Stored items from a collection
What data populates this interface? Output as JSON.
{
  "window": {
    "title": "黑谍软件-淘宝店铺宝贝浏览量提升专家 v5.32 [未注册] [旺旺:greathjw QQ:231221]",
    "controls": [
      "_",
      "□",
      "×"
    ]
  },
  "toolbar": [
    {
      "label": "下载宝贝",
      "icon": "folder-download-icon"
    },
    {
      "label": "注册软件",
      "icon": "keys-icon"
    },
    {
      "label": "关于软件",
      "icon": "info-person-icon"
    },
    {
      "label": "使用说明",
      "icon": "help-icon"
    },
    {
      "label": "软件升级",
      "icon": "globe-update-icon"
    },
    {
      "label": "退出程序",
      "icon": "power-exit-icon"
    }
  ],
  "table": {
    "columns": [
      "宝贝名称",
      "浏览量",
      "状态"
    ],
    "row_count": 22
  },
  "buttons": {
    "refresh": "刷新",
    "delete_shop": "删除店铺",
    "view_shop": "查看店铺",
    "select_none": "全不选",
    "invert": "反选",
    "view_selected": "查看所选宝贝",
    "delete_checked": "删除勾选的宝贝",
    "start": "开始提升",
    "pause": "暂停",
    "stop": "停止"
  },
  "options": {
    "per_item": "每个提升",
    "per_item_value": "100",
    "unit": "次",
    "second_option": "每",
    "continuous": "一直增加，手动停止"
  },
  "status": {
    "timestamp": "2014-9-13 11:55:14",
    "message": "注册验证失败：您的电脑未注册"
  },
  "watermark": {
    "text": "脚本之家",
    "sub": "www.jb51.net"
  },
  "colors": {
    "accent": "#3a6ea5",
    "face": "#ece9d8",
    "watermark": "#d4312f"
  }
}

==

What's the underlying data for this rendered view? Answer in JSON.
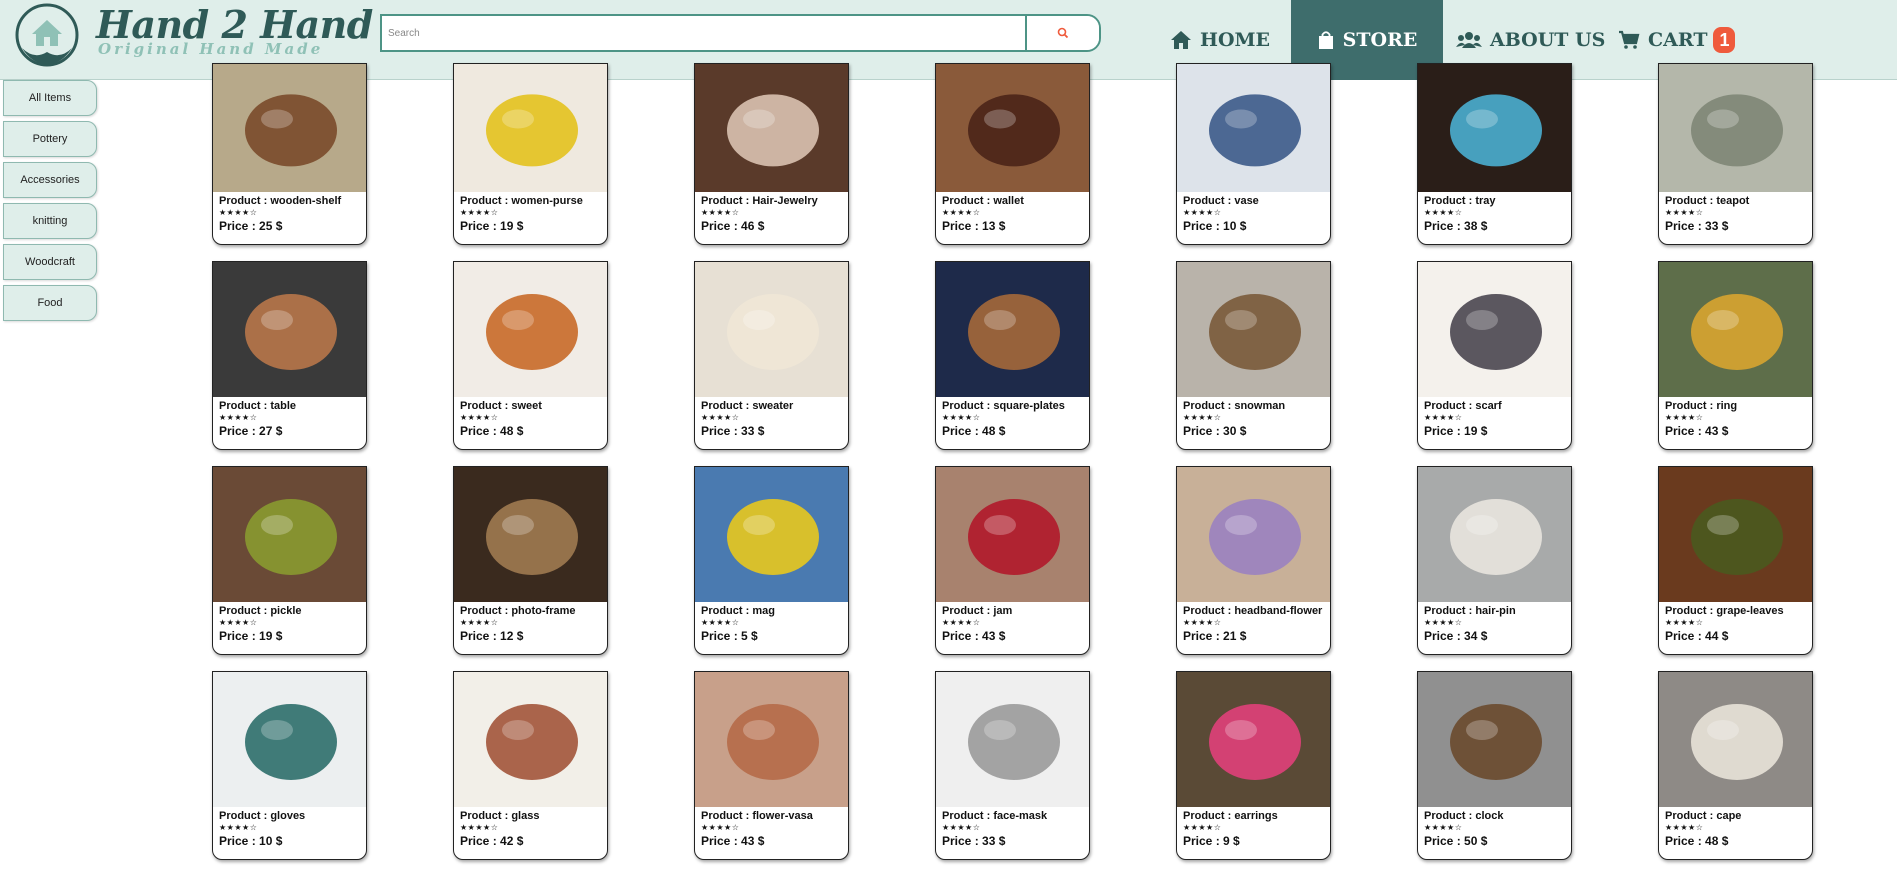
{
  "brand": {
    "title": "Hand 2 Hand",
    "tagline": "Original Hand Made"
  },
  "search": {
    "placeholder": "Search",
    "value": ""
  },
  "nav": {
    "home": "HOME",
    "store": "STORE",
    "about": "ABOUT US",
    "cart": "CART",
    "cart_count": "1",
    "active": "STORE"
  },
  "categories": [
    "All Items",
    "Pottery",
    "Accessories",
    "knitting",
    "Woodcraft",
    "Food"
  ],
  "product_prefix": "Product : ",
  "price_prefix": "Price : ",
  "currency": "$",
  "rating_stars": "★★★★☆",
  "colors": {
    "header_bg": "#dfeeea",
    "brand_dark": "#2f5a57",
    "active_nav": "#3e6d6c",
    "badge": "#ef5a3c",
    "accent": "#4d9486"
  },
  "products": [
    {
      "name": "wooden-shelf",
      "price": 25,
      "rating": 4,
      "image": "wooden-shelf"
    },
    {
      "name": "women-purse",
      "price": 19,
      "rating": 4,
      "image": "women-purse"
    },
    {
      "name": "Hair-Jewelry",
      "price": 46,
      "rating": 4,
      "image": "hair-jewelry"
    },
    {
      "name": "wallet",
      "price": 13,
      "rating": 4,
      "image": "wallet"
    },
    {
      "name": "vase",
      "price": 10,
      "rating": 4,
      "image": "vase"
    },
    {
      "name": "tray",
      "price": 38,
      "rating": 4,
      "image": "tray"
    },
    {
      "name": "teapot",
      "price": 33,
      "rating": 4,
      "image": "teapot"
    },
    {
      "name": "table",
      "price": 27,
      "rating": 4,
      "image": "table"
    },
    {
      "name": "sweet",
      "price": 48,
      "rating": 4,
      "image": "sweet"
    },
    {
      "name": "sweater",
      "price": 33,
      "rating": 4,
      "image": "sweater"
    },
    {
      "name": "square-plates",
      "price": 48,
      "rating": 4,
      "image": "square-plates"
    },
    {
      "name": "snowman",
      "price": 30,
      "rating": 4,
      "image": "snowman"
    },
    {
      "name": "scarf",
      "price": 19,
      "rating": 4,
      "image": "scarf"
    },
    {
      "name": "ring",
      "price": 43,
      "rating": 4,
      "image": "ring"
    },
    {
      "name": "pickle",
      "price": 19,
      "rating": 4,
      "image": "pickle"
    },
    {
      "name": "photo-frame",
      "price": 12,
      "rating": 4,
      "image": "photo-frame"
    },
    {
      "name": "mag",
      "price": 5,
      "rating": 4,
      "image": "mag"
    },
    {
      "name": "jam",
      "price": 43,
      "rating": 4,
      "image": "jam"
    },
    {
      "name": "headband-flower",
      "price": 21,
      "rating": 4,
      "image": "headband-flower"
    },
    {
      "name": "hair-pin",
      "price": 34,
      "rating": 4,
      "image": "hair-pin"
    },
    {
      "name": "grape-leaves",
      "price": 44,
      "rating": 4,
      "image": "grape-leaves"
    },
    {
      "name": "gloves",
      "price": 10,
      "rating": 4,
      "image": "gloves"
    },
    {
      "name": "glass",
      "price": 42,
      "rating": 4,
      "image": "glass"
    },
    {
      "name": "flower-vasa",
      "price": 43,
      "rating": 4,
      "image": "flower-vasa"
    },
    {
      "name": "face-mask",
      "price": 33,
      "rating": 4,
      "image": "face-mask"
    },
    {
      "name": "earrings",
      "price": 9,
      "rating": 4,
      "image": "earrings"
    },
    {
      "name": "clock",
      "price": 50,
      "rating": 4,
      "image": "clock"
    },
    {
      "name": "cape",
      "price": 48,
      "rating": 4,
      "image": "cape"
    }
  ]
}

#### REQUIRED WORK
Out of the preceding entries, pull every line containing the string "this".

#### EXERCISE SOLUTION
What data populates this interface? Output as JSON.
What's the underlying data for this rendered view? Answer in JSON.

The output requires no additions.